[What to produce] In the entries, find all lines that hold the word "this" and copy them.

[Excerpt from a dataset]
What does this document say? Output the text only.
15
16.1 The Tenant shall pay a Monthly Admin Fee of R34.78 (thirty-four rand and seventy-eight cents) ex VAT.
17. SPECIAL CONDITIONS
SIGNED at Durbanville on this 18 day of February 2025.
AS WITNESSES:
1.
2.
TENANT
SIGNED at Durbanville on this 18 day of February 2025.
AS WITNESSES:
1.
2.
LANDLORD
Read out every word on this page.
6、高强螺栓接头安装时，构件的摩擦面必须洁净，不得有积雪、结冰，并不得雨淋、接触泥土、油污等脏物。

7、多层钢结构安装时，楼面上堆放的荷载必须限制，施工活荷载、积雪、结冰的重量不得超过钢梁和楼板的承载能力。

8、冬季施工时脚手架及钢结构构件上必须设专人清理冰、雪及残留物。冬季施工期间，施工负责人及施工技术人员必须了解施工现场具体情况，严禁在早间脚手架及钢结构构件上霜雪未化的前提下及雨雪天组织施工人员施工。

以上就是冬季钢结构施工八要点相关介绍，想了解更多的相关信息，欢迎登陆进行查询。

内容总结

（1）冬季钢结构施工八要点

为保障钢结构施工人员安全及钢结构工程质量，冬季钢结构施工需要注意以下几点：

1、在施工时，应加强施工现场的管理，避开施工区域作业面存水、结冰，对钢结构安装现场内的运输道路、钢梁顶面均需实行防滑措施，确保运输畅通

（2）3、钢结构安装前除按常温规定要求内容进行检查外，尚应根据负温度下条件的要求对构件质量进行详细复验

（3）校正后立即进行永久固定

[Response below]
What does this document say? Output the text only.
SIGNED at Durbanville on this 18 day of February 2025.
SIGNED at Durbanville on this 18 day of February 2025.
Read out every word on this page.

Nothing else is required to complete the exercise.